Task brief:
The data below is to be returned in full and exactly.

Stored entries

● ● ●

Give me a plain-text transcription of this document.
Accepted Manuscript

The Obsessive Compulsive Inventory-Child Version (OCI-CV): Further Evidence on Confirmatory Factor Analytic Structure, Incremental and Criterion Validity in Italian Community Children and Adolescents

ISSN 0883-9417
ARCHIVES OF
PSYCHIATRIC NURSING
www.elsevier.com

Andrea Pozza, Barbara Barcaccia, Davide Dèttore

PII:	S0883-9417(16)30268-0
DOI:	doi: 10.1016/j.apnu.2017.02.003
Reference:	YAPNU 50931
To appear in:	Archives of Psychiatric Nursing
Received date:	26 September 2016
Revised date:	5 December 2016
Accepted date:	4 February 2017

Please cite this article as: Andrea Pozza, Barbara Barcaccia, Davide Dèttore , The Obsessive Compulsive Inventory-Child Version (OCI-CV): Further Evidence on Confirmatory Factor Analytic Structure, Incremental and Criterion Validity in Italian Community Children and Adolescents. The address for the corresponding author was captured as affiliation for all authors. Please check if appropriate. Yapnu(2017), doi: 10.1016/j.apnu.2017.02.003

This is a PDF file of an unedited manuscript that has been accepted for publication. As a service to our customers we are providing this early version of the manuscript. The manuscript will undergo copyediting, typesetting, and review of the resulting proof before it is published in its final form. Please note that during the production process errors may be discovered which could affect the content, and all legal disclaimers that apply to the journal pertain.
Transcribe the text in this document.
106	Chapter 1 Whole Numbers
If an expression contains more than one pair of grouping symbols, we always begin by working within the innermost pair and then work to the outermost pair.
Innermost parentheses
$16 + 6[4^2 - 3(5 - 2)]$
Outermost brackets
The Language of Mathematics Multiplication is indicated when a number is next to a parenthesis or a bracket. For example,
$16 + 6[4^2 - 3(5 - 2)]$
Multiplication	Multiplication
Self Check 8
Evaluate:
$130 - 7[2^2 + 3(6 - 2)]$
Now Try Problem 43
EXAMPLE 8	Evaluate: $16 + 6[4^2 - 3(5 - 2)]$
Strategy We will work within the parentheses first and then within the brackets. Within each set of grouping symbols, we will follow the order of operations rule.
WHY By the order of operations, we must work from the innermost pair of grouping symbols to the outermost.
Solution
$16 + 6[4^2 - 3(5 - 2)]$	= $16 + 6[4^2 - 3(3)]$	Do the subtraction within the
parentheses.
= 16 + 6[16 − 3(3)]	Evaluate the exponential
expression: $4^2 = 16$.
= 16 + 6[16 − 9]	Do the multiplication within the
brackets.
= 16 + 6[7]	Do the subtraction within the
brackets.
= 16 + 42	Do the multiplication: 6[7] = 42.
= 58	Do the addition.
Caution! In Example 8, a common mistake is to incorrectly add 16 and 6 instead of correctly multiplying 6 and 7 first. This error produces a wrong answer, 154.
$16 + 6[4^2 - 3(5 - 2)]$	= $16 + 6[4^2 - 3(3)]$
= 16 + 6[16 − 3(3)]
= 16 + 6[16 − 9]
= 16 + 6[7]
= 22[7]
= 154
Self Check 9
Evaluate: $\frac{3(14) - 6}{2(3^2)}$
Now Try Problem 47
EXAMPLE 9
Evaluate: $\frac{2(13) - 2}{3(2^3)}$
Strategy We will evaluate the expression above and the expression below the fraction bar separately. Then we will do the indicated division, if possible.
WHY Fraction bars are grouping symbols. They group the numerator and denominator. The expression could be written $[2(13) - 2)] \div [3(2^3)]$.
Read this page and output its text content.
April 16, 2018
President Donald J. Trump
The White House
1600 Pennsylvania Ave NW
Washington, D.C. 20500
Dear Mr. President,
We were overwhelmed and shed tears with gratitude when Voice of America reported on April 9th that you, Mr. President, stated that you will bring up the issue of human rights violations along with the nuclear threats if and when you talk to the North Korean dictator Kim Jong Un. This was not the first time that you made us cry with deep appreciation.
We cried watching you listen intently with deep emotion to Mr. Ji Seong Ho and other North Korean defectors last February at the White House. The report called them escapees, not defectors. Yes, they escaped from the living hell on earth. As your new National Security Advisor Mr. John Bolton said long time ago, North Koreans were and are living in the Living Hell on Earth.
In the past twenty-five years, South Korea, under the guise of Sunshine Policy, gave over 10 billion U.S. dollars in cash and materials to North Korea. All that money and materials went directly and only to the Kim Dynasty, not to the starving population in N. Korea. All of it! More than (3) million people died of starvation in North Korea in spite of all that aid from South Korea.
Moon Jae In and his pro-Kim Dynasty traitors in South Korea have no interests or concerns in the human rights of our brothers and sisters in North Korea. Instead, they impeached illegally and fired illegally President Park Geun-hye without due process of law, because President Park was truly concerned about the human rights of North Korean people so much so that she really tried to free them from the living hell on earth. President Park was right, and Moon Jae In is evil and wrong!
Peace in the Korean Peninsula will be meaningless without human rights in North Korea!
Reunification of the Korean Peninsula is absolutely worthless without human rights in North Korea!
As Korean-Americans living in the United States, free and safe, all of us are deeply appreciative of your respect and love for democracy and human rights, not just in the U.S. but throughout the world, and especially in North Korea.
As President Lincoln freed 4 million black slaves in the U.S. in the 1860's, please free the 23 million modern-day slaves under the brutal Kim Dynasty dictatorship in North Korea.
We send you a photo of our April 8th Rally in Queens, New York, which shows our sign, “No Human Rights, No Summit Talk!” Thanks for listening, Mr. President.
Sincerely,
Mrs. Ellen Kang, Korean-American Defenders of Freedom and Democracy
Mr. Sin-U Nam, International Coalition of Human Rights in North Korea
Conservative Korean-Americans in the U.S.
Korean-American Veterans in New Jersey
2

● ● ●

Completed exercise:
Give me a plain-text transcription of this document.
Accepted Manuscript

The Obsessive Compulsive Inventory-Child Version (OCI-CV): Further Evidence on Confirmatory Factor Analytic Structure, Incremental and Criterion Validity in Italian Community Children and Adolescents

ISSN 0883-9417
ARCHIVES OF
PSYCHIATRIC NURSING
www.elsevier.com

Andrea Pozza, Barbara Barcaccia, Davide Dèttore

PII:	S0883-9417(16)30268-0
DOI:	doi: 10.1016/j.apnu.2017.02.003
Reference:	YAPNU 50931
To appear in:	Archives of Psychiatric Nursing
Received date:	26 September 2016
Revised date:	5 December 2016
Accepted date:	4 February 2017

Please cite this article as: Andrea Pozza, Barbara Barcaccia, Davide Dèttore , The Obsessive Compulsive Inventory-Child Version (OCI-CV): Further Evidence on Confirmatory Factor Analytic Structure, Incremental and Criterion Validity in Italian Community Children and Adolescents. The address for the corresponding author was captured as affiliation for all authors. Please check if appropriate. Yapnu(2017), doi: 10.1016/j.apnu.2017.02.003

This is a PDF file of an unedited manuscript that has been accepted for publication. As a service to our customers we are providing this early version of the manuscript. The manuscript will undergo copyediting, typesetting, and review of the resulting proof before it is published in its final form. Please note that during the production process errors may be discovered which could affect the content, and all legal disclaimers that apply to the journal pertain.
Transcribe the text in this document.
106	Chapter 1 Whole Numbers
If an expression contains more than one pair of grouping symbols, we always begin by working within the innermost pair and then work to the outermost pair.
Innermost parentheses
$16 + 6[4^2 - 3(5 - 2)]$
Outermost brackets
The Language of Mathematics Multiplication is indicated when a number is next to a parenthesis or a bracket. For example,
$16 + 6[4^2 - 3(5 - 2)]$
Multiplication	Multiplication
Self Check 8
Evaluate:
$130 - 7[2^2 + 3(6 - 2)]$
Now Try Problem 43
EXAMPLE 8	Evaluate: $16 + 6[4^2 - 3(5 - 2)]$
Strategy We will work within the parentheses first and then within the brackets. Within each set of grouping symbols, we will follow the order of operations rule.
WHY By the order of operations, we must work from the innermost pair of grouping symbols to the outermost.
Solution
$16 + 6[4^2 - 3(5 - 2)]$	= $16 + 6[4^2 - 3(3)]$	Do the subtraction within the
parentheses.
= 16 + 6[16 − 3(3)]	Evaluate the exponential
expression: $4^2 = 16$.
= 16 + 6[16 − 9]	Do the multiplication within the
brackets.
= 16 + 6[7]	Do the subtraction within the
brackets.
= 16 + 42	Do the multiplication: 6[7] = 42.
= 58	Do the addition.
Caution! In Example 8, a common mistake is to incorrectly add 16 and 6 instead of correctly multiplying 6 and 7 first. This error produces a wrong answer, 154.
$16 + 6[4^2 - 3(5 - 2)]$	= $16 + 6[4^2 - 3(3)]$
= 16 + 6[16 − 3(3)]
= 16 + 6[16 − 9]
= 16 + 6[7]
= 22[7]
= 154
Self Check 9
Evaluate: $\frac{3(14) - 6}{2(3^2)}$
Now Try Problem 47
EXAMPLE 9
Evaluate: $\frac{2(13) - 2}{3(2^3)}$
Strategy We will evaluate the expression above and the expression below the fraction bar separately. Then we will do the indicated division, if possible.
WHY Fraction bars are grouping symbols. They group the numerator and denominator. The expression could be written $[2(13) - 2)] \div [3(2^3)]$.
Read this page and output its text content.
April 16, 2018
President Donald J. Trump
The White House
1600 Pennsylvania Ave NW
Washington, D.C. 20500
Dear Mr. President,
We were overwhelmed and shed tears with gratitude when Voice of America reported on April 9th that you, Mr. President, stated that you will bring up the issue of human rights violations along with the nuclear threats if and when you talk to the North Korean dictator Kim Jong Un. This was not the first time that you made us cry with deep appreciation.
We cried watching you listen intently with deep emotion to Mr. Ji Seong Ho and other North Korean defectors last February at the White House. The report called them escapees, not defectors. Yes, they escaped from the living hell on earth. As your new National Security Advisor Mr. John Bolton said long time ago, North Koreans were and are living in the Living Hell on Earth.
In the past twenty-five years, South Korea, under the guise of Sunshine Policy, gave over 10 billion U.S. dollars in cash and materials to North Korea. All that money and materials went directly and only to the Kim Dynasty, not to the starving population in N. Korea. All of it! More than (3) million people died of starvation in North Korea in spite of all that aid from South Korea.
Moon Jae In and his pro-Kim Dynasty traitors in South Korea have no interests or concerns in the human rights of our brothers and sisters in North Korea. Instead, they impeached illegally and fired illegally President Park Geun-hye without due process of law, because President Park was truly concerned about the human rights of North Korean people so much so that she really tried to free them from the living hell on earth. President Park was right, and Moon Jae In is evil and wrong!
Peace in the Korean Peninsula will be meaningless without human rights in North Korea!
Reunification of the Korean Peninsula is absolutely worthless without human rights in North Korea!
As Korean-Americans living in the United States, free and safe, all of us are deeply appreciative of your respect and love for democracy and human rights, not just in the U.S. but throughout the world, and especially in North Korea.
As President Lincoln freed 4 million black slaves in the U.S. in the 1860's, please free the 23 million modern-day slaves under the brutal Kim Dynasty dictatorship in North Korea.
We send you a photo of our April 8th Rally in Queens, New York, which shows our sign, “No Human Rights, No Summit Talk!” Thanks for listening, Mr. President.
Sincerely,
Mrs. Ellen Kang, Korean-American Defenders of Freedom and Democracy
Mr. Sin-U Nam, International Coalition of Human Rights in North Korea
Conservative Korean-Americans in the U.S.
Korean-American Veterans in New Jersey
2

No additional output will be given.